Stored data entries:
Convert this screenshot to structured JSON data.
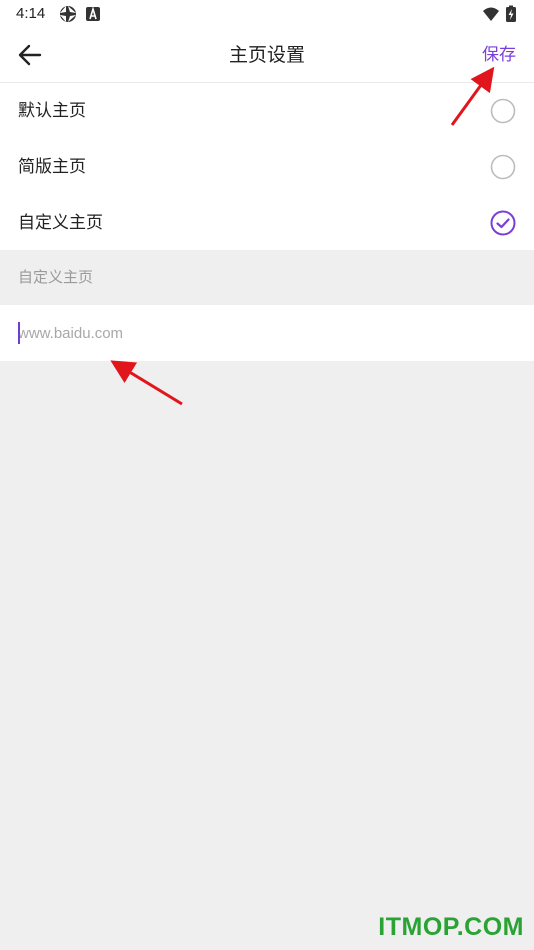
{
  "status_bar": {
    "time": "4:14",
    "icons": [
      "aperture-icon",
      "a-badge-icon",
      "wifi-icon",
      "battery-charging-icon"
    ]
  },
  "header": {
    "title": "主页设置",
    "save_label": "保存",
    "back_icon": "arrow-left-icon"
  },
  "options": [
    {
      "label": "默认主页",
      "selected": false
    },
    {
      "label": "简版主页",
      "selected": false
    },
    {
      "label": "自定义主页",
      "selected": true
    }
  ],
  "custom_section": {
    "header": "自定义主页",
    "url_placeholder": "www.baidu.com",
    "url_value": ""
  },
  "watermark": "ITMOP.COM",
  "colors": {
    "accent": "#7b3fd8",
    "annotation_arrow": "#e0161c",
    "watermark": "#2aa334"
  }
}
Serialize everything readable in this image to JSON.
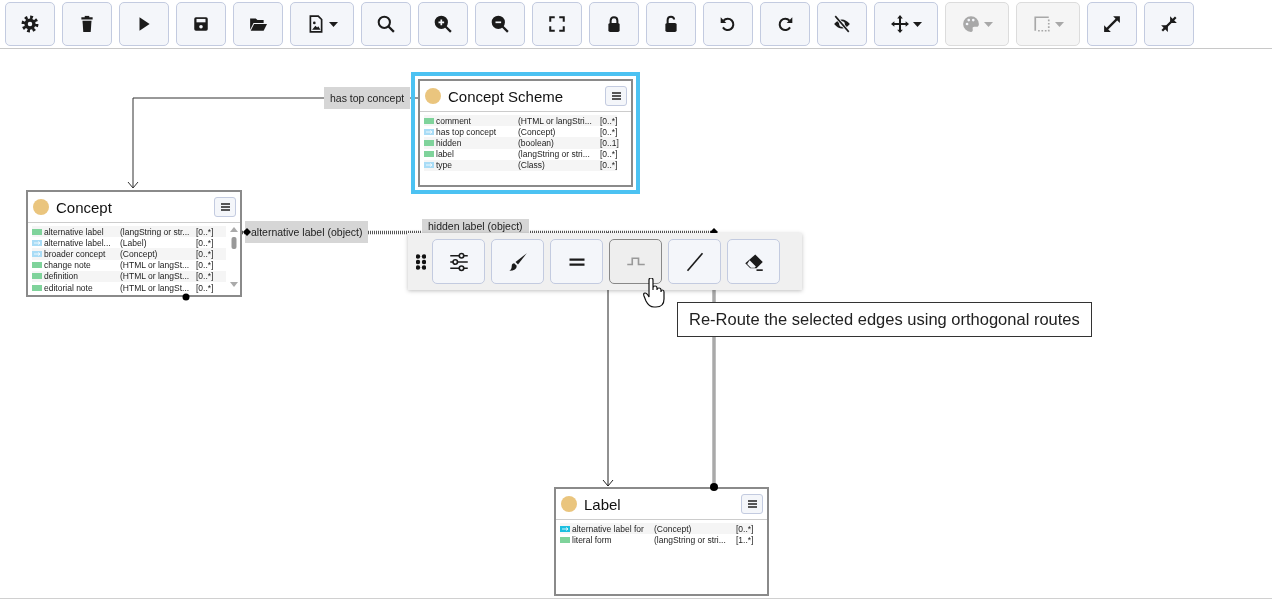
{
  "toolbar": [
    {
      "kind": "settings",
      "dropdown": false,
      "disabled": false
    },
    {
      "kind": "delete",
      "dropdown": false,
      "disabled": false
    },
    {
      "kind": "run",
      "dropdown": false,
      "disabled": false
    },
    {
      "kind": "save",
      "dropdown": false,
      "disabled": false
    },
    {
      "kind": "open",
      "dropdown": false,
      "disabled": false
    },
    {
      "kind": "export-image",
      "dropdown": true,
      "disabled": false
    },
    {
      "kind": "search",
      "dropdown": false,
      "disabled": false
    },
    {
      "kind": "zoom-in",
      "dropdown": false,
      "disabled": false
    },
    {
      "kind": "zoom-out",
      "dropdown": false,
      "disabled": false
    },
    {
      "kind": "fit",
      "dropdown": false,
      "disabled": false
    },
    {
      "kind": "lock",
      "dropdown": false,
      "disabled": false
    },
    {
      "kind": "unlock",
      "dropdown": false,
      "disabled": false
    },
    {
      "kind": "undo",
      "dropdown": false,
      "disabled": false
    },
    {
      "kind": "redo",
      "dropdown": false,
      "disabled": false
    },
    {
      "kind": "hide",
      "dropdown": false,
      "disabled": false
    },
    {
      "kind": "move",
      "dropdown": true,
      "disabled": false
    },
    {
      "kind": "palette",
      "dropdown": true,
      "disabled": true
    },
    {
      "kind": "selection",
      "dropdown": true,
      "disabled": true
    },
    {
      "kind": "expand",
      "dropdown": false,
      "disabled": false
    },
    {
      "kind": "collapse",
      "dropdown": false,
      "disabled": false
    }
  ],
  "nodes": [
    {
      "title": "Concept Scheme",
      "selected": true,
      "rows": [
        {
          "kind": "literal",
          "name": "comment",
          "type": "(HTML or langStri...",
          "cardinality": "[0..*]"
        },
        {
          "kind": "object",
          "name": "has top concept",
          "type": "(Concept)",
          "cardinality": "[0..*]"
        },
        {
          "kind": "literal",
          "name": "hidden",
          "type": "(boolean)",
          "cardinality": "[0..1]"
        },
        {
          "kind": "literal",
          "name": "label",
          "type": "(langString or stri...",
          "cardinality": "[0..*]"
        },
        {
          "kind": "object",
          "name": "type",
          "type": "(Class)",
          "cardinality": "[0..*]"
        }
      ]
    },
    {
      "title": "Concept",
      "selected": false,
      "rows": [
        {
          "kind": "literal",
          "name": "alternative label",
          "type": "(langString or str...",
          "cardinality": "[0..*]"
        },
        {
          "kind": "object",
          "name": "alternative label...",
          "type": "(Label)",
          "cardinality": "[0..*]"
        },
        {
          "kind": "object",
          "name": "broader concept",
          "type": "(Concept)",
          "cardinality": "[0..*]"
        },
        {
          "kind": "literal",
          "name": "change note",
          "type": "(HTML or langSt...",
          "cardinality": "[0..*]"
        },
        {
          "kind": "literal",
          "name": "definition",
          "type": "(HTML or langSt...",
          "cardinality": "[0..*]"
        },
        {
          "kind": "literal",
          "name": "editorial note",
          "type": "(HTML or langSt...",
          "cardinality": "[0..*]"
        }
      ]
    },
    {
      "title": "Label",
      "selected": false,
      "rows": [
        {
          "kind": "object",
          "name": "alternative label for",
          "type": "(Concept)",
          "cardinality": "[0..*]",
          "highlighted": true
        },
        {
          "kind": "literal",
          "name": "literal form",
          "type": "(langString or stri...",
          "cardinality": "[1..*]",
          "highlighted": false
        }
      ]
    }
  ],
  "edge_labels": [
    "has top concept",
    "alternative label (object)",
    "hidden label (object)"
  ],
  "edge_toolbar": [
    {
      "kind": "properties",
      "selected": false
    },
    {
      "kind": "style",
      "selected": false
    },
    {
      "kind": "equal",
      "selected": false
    },
    {
      "kind": "orthogonal",
      "selected": true
    },
    {
      "kind": "straight",
      "selected": false
    },
    {
      "kind": "erase",
      "selected": false
    }
  ],
  "tooltip": "Re-Route the selected edges using orthogonal routes"
}
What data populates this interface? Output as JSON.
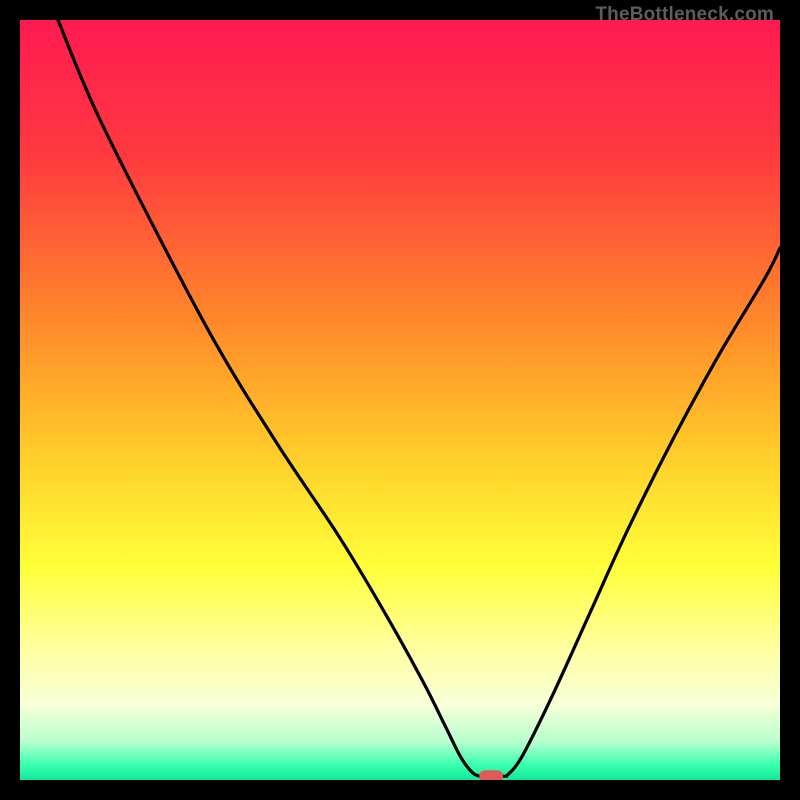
{
  "watermark": "TheBottleneck.com",
  "chart_data": {
    "type": "line",
    "title": "",
    "xlabel": "",
    "ylabel": "",
    "xlim": [
      0,
      100
    ],
    "ylim": [
      0,
      100
    ],
    "gradient_stops": [
      {
        "offset": 0,
        "color": "#ff1a52"
      },
      {
        "offset": 18,
        "color": "#ff3a3f"
      },
      {
        "offset": 40,
        "color": "#ff8a2a"
      },
      {
        "offset": 58,
        "color": "#ffd02a"
      },
      {
        "offset": 72,
        "color": "#ffff3a"
      },
      {
        "offset": 82,
        "color": "#ffff9a"
      },
      {
        "offset": 90,
        "color": "#f8ffd8"
      },
      {
        "offset": 95,
        "color": "#b6ffce"
      },
      {
        "offset": 98,
        "color": "#3affb0"
      },
      {
        "offset": 100,
        "color": "#12e89a"
      }
    ],
    "series": [
      {
        "name": "bottleneck-curve-left",
        "x": [
          5,
          10,
          18,
          26,
          34,
          42,
          48,
          53,
          56,
          58,
          59.5,
          60.5
        ],
        "y": [
          100,
          88,
          72,
          57,
          44,
          32,
          22,
          13,
          7,
          3,
          1,
          0.5
        ]
      },
      {
        "name": "bottleneck-curve-right",
        "x": [
          64,
          66,
          70,
          75,
          80,
          86,
          92,
          98,
          100
        ],
        "y": [
          0.5,
          3,
          11,
          22,
          33,
          45,
          56,
          66,
          70
        ]
      },
      {
        "name": "flat-segment",
        "x": [
          60.5,
          64
        ],
        "y": [
          0.5,
          0.5
        ]
      }
    ],
    "marker": {
      "name": "optimal-point",
      "x": 62,
      "y": 0.5,
      "color": "#e05a5a"
    }
  }
}
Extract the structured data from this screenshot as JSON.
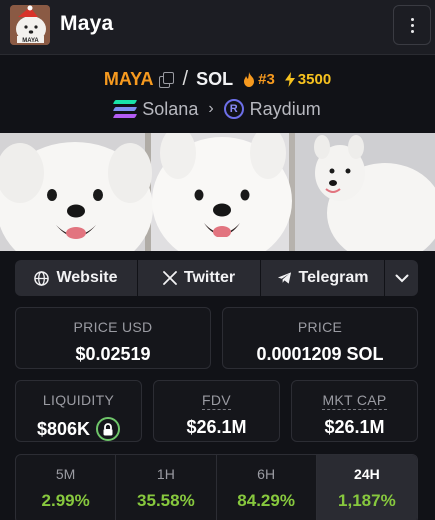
{
  "header": {
    "app_name": "Maya",
    "avatar_text": "MAYA"
  },
  "pair": {
    "base": "MAYA",
    "separator": "/",
    "quote": "SOL",
    "rank": "#3",
    "boosts": "3500"
  },
  "chain": {
    "network": "Solana",
    "dex": "Raydium"
  },
  "links": {
    "website": "Website",
    "twitter": "Twitter",
    "telegram": "Telegram"
  },
  "stats": {
    "price_usd": {
      "label": "PRICE USD",
      "value": "$0.02519"
    },
    "price_native": {
      "label": "PRICE",
      "value": "0.0001209 SOL"
    },
    "liquidity": {
      "label": "LIQUIDITY",
      "value": "$806K"
    },
    "fdv": {
      "label": "FDV",
      "value": "$26.1M"
    },
    "mkt_cap": {
      "label": "MKT CAP",
      "value": "$26.1M"
    }
  },
  "timeframes": [
    {
      "label": "5M",
      "value": "2.99%"
    },
    {
      "label": "1H",
      "value": "35.58%"
    },
    {
      "label": "6H",
      "value": "84.29%"
    },
    {
      "label": "24H",
      "value": "1,187%"
    }
  ],
  "colors": {
    "accent_orange": "#f79a1f",
    "positive_green": "#87c83e",
    "background": "#111217"
  }
}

_DIRECTIVE_
From the data above, gather every line that includes the word "note".

_SOLUTION FOR THIS EXERCISE_
          "name": "change note",
          "name": "editorial note",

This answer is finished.